### Stored records
▼▼▼

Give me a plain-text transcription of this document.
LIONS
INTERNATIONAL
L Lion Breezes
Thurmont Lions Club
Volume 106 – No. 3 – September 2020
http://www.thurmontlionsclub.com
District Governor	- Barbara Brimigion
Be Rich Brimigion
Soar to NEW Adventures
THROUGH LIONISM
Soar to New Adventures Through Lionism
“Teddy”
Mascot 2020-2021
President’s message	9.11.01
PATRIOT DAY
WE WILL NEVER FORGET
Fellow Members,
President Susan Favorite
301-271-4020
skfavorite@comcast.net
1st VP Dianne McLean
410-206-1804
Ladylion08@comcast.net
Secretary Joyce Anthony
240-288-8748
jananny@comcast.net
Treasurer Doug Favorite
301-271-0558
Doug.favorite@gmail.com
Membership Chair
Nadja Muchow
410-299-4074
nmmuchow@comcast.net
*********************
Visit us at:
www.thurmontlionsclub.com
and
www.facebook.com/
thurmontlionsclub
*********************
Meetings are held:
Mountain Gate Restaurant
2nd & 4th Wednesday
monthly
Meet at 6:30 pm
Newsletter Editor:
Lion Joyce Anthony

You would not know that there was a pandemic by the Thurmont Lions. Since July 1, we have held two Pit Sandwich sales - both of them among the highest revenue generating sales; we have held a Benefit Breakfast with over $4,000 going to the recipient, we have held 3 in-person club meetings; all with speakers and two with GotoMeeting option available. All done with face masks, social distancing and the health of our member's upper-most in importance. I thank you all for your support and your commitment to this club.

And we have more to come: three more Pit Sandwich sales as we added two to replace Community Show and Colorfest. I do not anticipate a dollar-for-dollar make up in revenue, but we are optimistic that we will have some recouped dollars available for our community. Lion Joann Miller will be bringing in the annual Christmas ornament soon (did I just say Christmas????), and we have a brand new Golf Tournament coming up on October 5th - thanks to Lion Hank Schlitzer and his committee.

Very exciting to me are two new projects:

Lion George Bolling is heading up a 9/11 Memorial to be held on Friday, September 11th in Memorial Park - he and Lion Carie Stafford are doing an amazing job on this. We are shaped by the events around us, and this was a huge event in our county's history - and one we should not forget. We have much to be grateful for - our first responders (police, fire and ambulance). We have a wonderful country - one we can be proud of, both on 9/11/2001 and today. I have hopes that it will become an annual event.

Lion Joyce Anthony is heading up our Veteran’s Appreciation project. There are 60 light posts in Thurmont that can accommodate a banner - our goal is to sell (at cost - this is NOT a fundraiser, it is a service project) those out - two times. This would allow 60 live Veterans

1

▲▲▲

### What the exercise asks
Reproduce the data, keeping every line exactly the same.

### The output
Give me a plain-text transcription of this document.
LIONS
INTERNATIONAL
L Lion Breezes
Thurmont Lions Club
Volume 106 – No. 3 – September 2020
http://www.thurmontlionsclub.com
District Governor	- Barbara Brimigion
Be Rich Brimigion
Soar to NEW Adventures
THROUGH LIONISM
Soar to New Adventures Through Lionism
“Teddy”
Mascot 2020-2021
President’s message	9.11.01
PATRIOT DAY
WE WILL NEVER FORGET
Fellow Members,
President Susan Favorite
301-271-4020
skfavorite@comcast.net
1st VP Dianne McLean
410-206-1804
Ladylion08@comcast.net
Secretary Joyce Anthony
240-288-8748
jananny@comcast.net
Treasurer Doug Favorite
301-271-0558
Doug.favorite@gmail.com
Membership Chair
Nadja Muchow
410-299-4074
nmmuchow@comcast.net
*********************
Visit us at:
www.thurmontlionsclub.com
and
www.facebook.com/
thurmontlionsclub
*********************
Meetings are held:
Mountain Gate Restaurant
2nd & 4th Wednesday
monthly
Meet at 6:30 pm
Newsletter Editor:
Lion Joyce Anthony

You would not know that there was a pandemic by the Thurmont Lions. Since July 1, we have held two Pit Sandwich sales - both of them among the highest revenue generating sales; we have held a Benefit Breakfast with over $4,000 going to the recipient, we have held 3 in-person club meetings; all with speakers and two with GotoMeeting option available. All done with face masks, social distancing and the health of our member's upper-most in importance. I thank you all for your support and your commitment to this club.

And we have more to come: three more Pit Sandwich sales as we added two to replace Community Show and Colorfest. I do not anticipate a dollar-for-dollar make up in revenue, but we are optimistic that we will have some recouped dollars available for our community. Lion Joann Miller will be bringing in the annual Christmas ornament soon (did I just say Christmas????), and we have a brand new Golf Tournament coming up on October 5th - thanks to Lion Hank Schlitzer and his committee.

Very exciting to me are two new projects:

Lion George Bolling is heading up a 9/11 Memorial to be held on Friday, September 11th in Memorial Park - he and Lion Carie Stafford are doing an amazing job on this. We are shaped by the events around us, and this was a huge event in our county's history - and one we should not forget. We have much to be grateful for - our first responders (police, fire and ambulance). We have a wonderful country - one we can be proud of, both on 9/11/2001 and today. I have hopes that it will become an annual event.

Lion Joyce Anthony is heading up our Veteran’s Appreciation project. There are 60 light posts in Thurmont that can accommodate a banner - our goal is to sell (at cost - this is NOT a fundraiser, it is a service project) those out - two times. This would allow 60 live Veterans

1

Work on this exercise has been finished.